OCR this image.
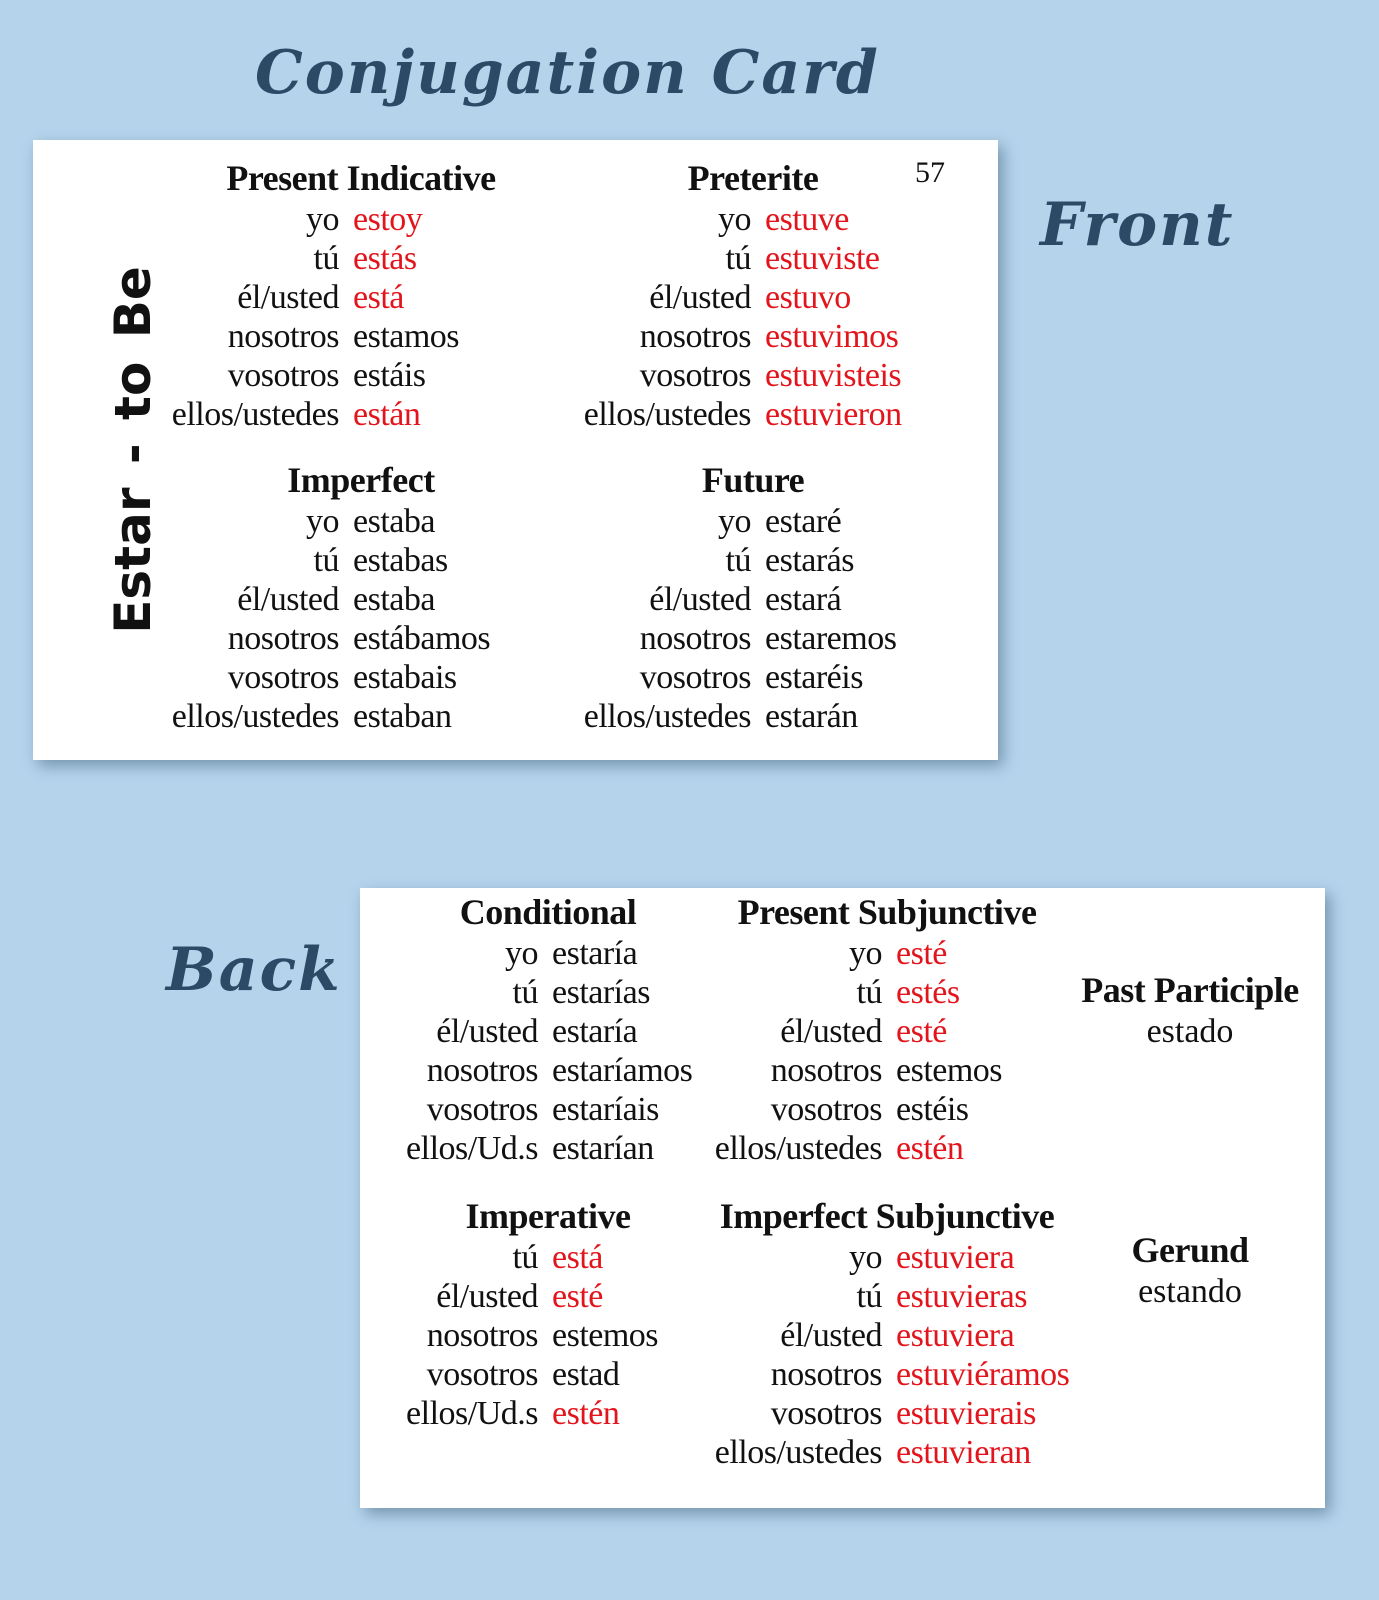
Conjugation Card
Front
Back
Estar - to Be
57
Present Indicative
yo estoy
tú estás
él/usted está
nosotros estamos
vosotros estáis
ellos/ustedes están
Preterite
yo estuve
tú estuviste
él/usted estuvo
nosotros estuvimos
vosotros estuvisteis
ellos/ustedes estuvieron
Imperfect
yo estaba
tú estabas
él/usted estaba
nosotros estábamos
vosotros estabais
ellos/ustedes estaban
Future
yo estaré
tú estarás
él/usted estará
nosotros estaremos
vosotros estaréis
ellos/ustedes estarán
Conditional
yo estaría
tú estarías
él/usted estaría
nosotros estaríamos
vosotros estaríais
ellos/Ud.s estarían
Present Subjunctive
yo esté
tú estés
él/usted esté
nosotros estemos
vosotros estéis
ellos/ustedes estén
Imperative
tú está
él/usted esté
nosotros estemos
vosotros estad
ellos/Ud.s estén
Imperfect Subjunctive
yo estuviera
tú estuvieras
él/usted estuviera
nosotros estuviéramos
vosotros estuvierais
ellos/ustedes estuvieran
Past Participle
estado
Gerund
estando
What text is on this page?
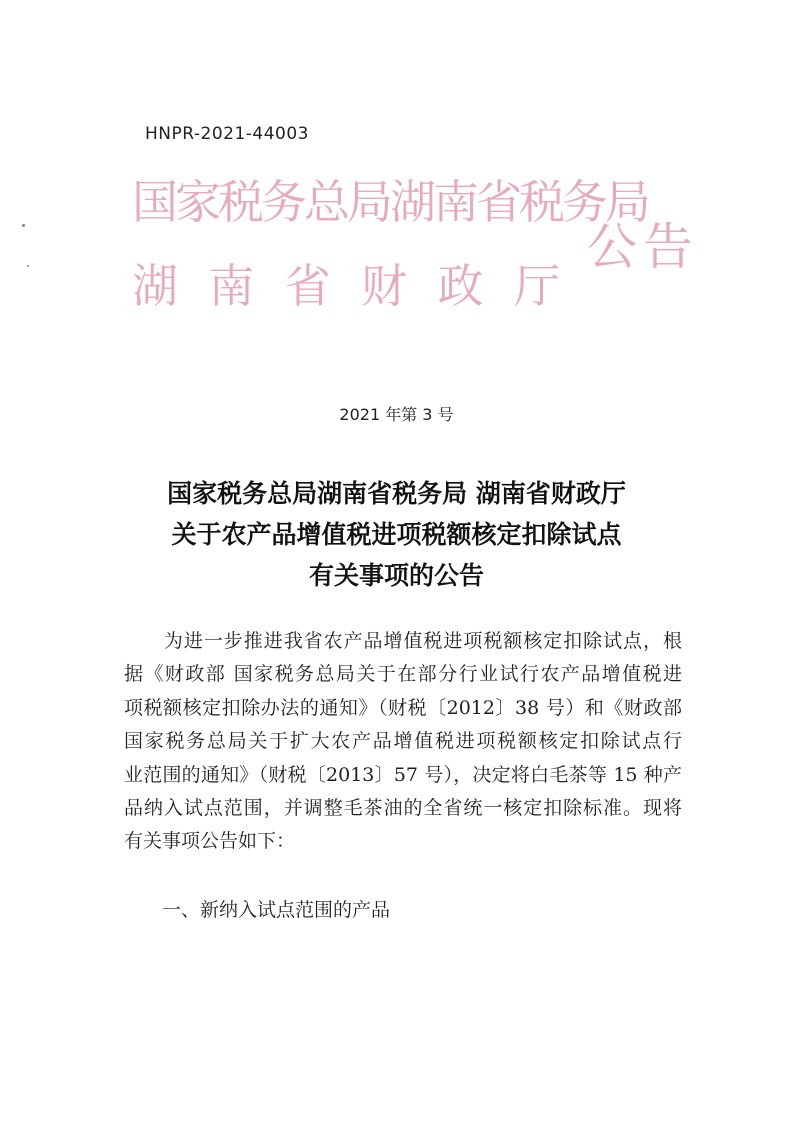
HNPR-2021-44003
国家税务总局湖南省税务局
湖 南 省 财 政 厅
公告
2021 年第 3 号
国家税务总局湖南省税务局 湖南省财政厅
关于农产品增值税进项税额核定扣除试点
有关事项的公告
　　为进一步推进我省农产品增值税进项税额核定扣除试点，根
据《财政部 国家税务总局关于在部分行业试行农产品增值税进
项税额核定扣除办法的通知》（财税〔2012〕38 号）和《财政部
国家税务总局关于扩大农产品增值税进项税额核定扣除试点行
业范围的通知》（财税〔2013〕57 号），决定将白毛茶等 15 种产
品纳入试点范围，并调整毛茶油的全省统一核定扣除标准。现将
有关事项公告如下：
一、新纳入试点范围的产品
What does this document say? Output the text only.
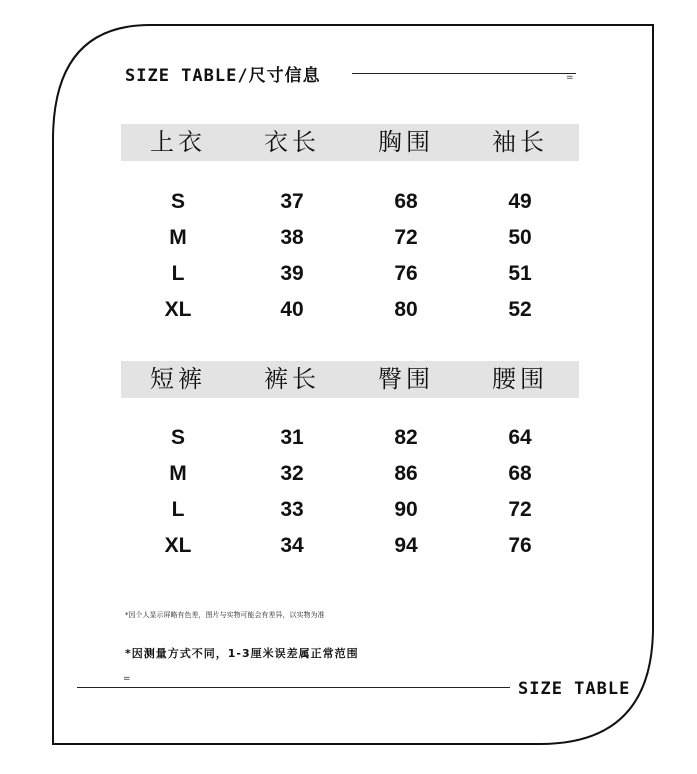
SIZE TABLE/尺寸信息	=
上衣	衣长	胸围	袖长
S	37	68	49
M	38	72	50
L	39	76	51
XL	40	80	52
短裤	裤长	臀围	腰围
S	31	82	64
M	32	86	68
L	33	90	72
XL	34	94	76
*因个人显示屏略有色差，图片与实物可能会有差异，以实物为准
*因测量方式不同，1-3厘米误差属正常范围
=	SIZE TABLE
◇ ◇ ◇ ◇ ◇
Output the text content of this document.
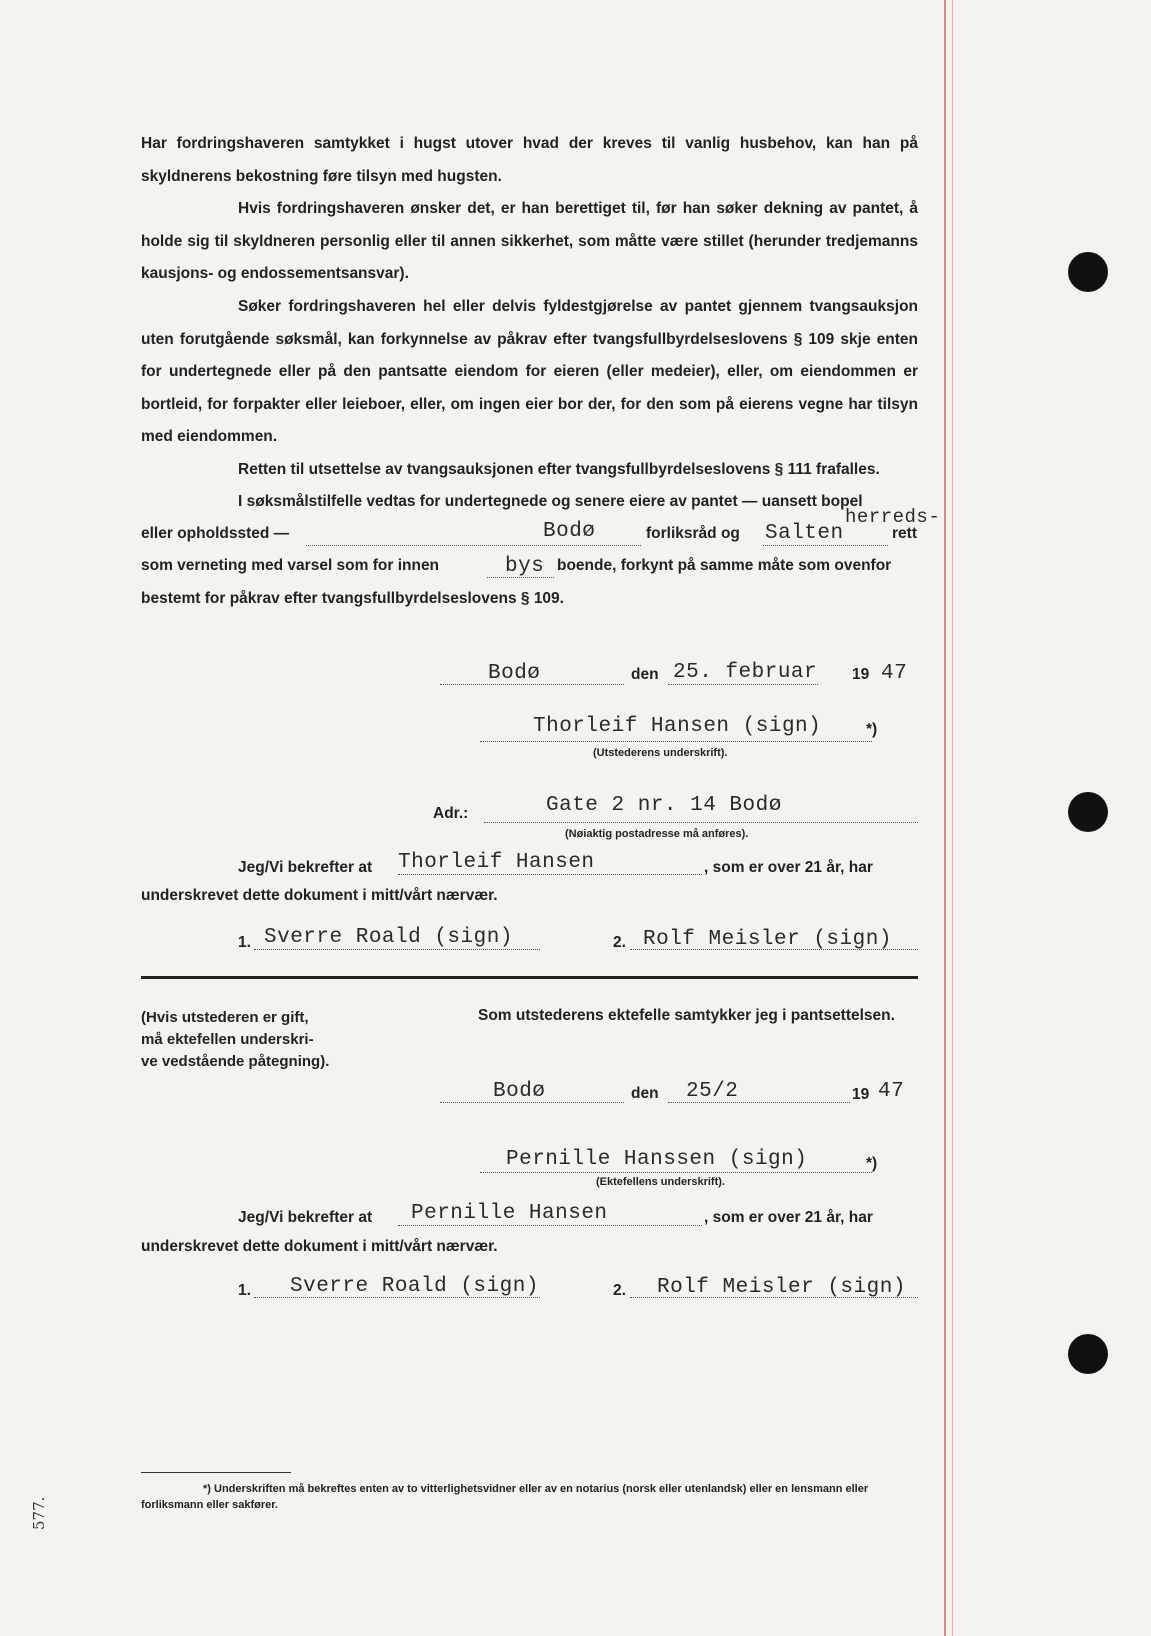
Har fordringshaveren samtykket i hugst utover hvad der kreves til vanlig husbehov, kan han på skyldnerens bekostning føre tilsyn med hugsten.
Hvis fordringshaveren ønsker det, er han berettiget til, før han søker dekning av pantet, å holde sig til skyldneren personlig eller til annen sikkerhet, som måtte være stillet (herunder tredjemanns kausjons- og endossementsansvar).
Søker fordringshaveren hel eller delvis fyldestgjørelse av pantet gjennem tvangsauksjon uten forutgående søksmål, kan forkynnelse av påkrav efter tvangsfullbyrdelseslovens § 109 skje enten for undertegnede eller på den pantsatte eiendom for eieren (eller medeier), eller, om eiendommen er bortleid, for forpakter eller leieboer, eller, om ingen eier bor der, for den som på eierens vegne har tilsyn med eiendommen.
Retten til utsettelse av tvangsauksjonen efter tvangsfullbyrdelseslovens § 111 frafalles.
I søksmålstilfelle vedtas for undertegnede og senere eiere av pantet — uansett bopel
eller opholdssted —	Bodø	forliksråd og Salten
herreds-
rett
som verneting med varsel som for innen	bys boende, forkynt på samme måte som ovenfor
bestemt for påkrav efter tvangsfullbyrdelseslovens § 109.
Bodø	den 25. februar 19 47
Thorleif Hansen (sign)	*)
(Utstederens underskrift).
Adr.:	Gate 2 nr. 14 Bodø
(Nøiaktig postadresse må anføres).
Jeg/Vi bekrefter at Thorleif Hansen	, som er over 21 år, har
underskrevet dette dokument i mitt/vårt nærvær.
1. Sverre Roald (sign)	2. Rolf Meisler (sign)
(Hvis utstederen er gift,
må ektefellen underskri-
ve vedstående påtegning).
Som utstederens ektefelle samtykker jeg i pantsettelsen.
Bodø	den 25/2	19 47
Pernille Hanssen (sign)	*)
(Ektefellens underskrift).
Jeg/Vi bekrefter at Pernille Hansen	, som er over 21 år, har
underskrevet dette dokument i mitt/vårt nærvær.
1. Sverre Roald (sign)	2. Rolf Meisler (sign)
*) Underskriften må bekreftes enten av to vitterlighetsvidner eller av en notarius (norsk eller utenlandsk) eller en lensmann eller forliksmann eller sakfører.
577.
◇ ◇ ◇ ◇ ◇
### REQUIRED WORK
Copy each line above that contains the string "Hansen".

### RESULT OF THE EXERCISE
Thorleif Hansen (sign)	*)
Jeg/Vi bekrefter at Thorleif Hansen	, som er over 21 år, har
Jeg/Vi bekrefter at Pernille Hansen	, som er over 21 år, har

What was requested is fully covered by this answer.